• CHALLENGE:
Word for word, retype every entry in the listing.

Lines of data:
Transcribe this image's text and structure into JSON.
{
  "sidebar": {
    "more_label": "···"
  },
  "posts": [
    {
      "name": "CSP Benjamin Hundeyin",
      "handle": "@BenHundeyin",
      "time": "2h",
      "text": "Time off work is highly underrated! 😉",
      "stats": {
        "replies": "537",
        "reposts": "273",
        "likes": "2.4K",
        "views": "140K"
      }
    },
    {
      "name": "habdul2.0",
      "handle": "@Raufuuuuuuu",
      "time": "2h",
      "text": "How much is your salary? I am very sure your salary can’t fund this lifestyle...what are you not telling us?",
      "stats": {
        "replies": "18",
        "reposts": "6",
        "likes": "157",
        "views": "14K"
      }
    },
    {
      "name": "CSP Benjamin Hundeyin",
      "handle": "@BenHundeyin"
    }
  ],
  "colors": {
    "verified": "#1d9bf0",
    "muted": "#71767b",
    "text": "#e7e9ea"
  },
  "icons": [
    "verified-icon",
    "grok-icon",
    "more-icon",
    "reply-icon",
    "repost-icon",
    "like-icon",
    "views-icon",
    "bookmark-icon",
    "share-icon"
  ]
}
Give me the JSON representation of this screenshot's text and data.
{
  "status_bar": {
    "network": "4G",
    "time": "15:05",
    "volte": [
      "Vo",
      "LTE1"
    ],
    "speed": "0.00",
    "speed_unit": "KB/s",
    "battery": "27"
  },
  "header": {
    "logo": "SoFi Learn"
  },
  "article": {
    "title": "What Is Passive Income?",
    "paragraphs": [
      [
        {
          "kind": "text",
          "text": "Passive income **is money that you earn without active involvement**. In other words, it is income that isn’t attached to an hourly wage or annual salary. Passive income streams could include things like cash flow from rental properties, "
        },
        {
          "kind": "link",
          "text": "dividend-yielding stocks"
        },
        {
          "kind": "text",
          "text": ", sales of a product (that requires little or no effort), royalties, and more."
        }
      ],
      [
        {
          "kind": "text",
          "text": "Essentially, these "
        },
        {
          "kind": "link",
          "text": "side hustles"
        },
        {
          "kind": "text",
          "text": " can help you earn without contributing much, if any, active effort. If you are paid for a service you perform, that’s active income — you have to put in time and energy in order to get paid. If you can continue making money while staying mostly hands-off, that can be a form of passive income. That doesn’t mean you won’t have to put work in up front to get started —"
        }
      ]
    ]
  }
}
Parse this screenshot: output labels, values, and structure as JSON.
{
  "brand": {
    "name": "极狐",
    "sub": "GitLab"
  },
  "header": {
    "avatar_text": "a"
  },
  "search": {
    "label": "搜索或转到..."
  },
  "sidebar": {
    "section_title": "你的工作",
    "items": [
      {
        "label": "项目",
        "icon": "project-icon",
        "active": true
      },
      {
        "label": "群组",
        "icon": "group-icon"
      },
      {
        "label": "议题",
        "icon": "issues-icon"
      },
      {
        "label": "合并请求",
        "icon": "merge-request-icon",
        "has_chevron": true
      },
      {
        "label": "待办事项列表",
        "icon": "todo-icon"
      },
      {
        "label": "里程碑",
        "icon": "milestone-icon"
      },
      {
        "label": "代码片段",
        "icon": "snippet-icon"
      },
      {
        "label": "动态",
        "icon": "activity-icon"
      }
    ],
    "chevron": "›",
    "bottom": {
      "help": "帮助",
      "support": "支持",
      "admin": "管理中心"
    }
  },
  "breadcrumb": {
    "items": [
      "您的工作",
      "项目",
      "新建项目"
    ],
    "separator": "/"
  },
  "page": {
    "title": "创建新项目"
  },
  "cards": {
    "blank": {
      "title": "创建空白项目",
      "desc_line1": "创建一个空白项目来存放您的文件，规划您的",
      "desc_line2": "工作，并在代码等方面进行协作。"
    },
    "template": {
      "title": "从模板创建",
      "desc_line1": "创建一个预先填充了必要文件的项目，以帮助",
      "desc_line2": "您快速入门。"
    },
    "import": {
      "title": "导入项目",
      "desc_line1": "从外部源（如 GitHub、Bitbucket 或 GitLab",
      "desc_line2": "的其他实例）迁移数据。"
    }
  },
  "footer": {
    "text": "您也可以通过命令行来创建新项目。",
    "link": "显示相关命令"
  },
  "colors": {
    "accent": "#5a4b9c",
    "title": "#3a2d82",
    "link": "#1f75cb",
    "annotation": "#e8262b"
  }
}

• EXERCISE OUTPUT:
Transcribe this image's text and structure into JSON.
{
  "sidebar": {
    "more_label": "···"
  },
  "posts": [
    {
      "name": "CSP Benjamin Hundeyin",
      "handle": "@BenHundeyin",
      "time": "2h",
      "text": "Time off work is highly underrated! 😉",
      "stats": {
        "replies": "537",
        "reposts": "273",
        "likes": "2.4K",
        "views": "140K"
      }
    },
    {
      "name": "habdul2.0",
      "handle": "@Raufuuuuuuu",
      "time": "2h",
      "text": "How much is your salary? I am very sure your salary can’t fund this lifestyle...what are you not telling us?",
      "stats": {
        "replies": "18",
        "reposts": "6",
        "likes": "157",
        "views": "14K"
      }
    },
    {
      "name": "CSP Benjamin Hundeyin",
      "handle": "@BenHundeyin"
    }
  ],
  "colors": {
    "verified": "#1d9bf0",
    "muted": "#71767b",
    "text": "#e7e9ea"
  },
  "icons": [
    "verified-icon",
    "grok-icon",
    "more-icon",
    "reply-icon",
    "repost-icon",
    "like-icon",
    "views-icon",
    "bookmark-icon",
    "share-icon"
  ]
}
Give me the JSON representation of this screenshot's text and data.
{
  "status_bar": {
    "network": "4G",
    "time": "15:05",
    "volte": [
      "Vo",
      "LTE1"
    ],
    "speed": "0.00",
    "speed_unit": "KB/s",
    "battery": "27"
  },
  "header": {
    "logo": "SoFi Learn"
  },
  "article": {
    "title": "What Is Passive Income?",
    "paragraphs": [
      [
        {
          "kind": "text",
          "text": "Passive income **is money that you earn without active involvement**. In other words, it is income that isn’t attached to an hourly wage or annual salary. Passive income streams could include things like cash flow from rental properties, "
        },
        {
          "kind": "link",
          "text": "dividend-yielding stocks"
        },
        {
          "kind": "text",
          "text": ", sales of a product (that requires little or no effort), royalties, and more."
        }
      ],
      [
        {
          "kind": "text",
          "text": "Essentially, these "
        },
        {
          "kind": "link",
          "text": "side hustles"
        },
        {
          "kind": "text",
          "text": " can help you earn without contributing much, if any, active effort. If you are paid for a service you perform, that’s active income — you have to put in time and energy in order to get paid. If you can continue making money while staying mostly hands-off, that can be a form of passive income. That doesn’t mean you won’t have to put work in up front to get started —"
        }
      ]
    ]
  }
}
Parse this screenshot: output labels, values, and structure as JSON.
{
  "brand": {
    "name": "极狐",
    "sub": "GitLab"
  },
  "header": {
    "avatar_text": "a"
  },
  "search": {
    "label": "搜索或转到..."
  },
  "sidebar": {
    "section_title": "你的工作",
    "items": [
      {
        "label": "项目",
        "icon": "project-icon",
        "active": true
      },
      {
        "label": "群组",
        "icon": "group-icon"
      },
      {
        "label": "议题",
        "icon": "issues-icon"
      },
      {
        "label": "合并请求",
        "icon": "merge-request-icon",
        "has_chevron": true
      },
      {
        "label": "待办事项列表",
        "icon": "todo-icon"
      },
      {
        "label": "里程碑",
        "icon": "milestone-icon"
      },
      {
        "label": "代码片段",
        "icon": "snippet-icon"
      },
      {
        "label": "动态",
        "icon": "activity-icon"
      }
    ],
    "chevron": "›",
    "bottom": {
      "help": "帮助",
      "support": "支持",
      "admin": "管理中心"
    }
  },
  "breadcrumb": {
    "items": [
      "您的工作",
      "项目",
      "新建项目"
    ],
    "separator": "/"
  },
  "page": {
    "title": "创建新项目"
  },
  "cards": {
    "blank": {
      "title": "创建空白项目",
      "desc_line1": "创建一个空白项目来存放您的文件，规划您的",
      "desc_line2": "工作，并在代码等方面进行协作。"
    },
    "template": {
      "title": "从模板创建",
      "desc_line1": "创建一个预先填充了必要文件的项目，以帮助",
      "desc_line2": "您快速入门。"
    },
    "import": {
      "title": "导入项目",
      "desc_line1": "从外部源（如 GitHub、Bitbucket 或 GitLab",
      "desc_line2": "的其他实例）迁移数据。"
    }
  },
  "footer": {
    "text": "您也可以通过命令行来创建新项目。",
    "link": "显示相关命令"
  },
  "colors": {
    "accent": "#5a4b9c",
    "title": "#3a2d82",
    "link": "#1f75cb",
    "annotation": "#e8262b"
  }
}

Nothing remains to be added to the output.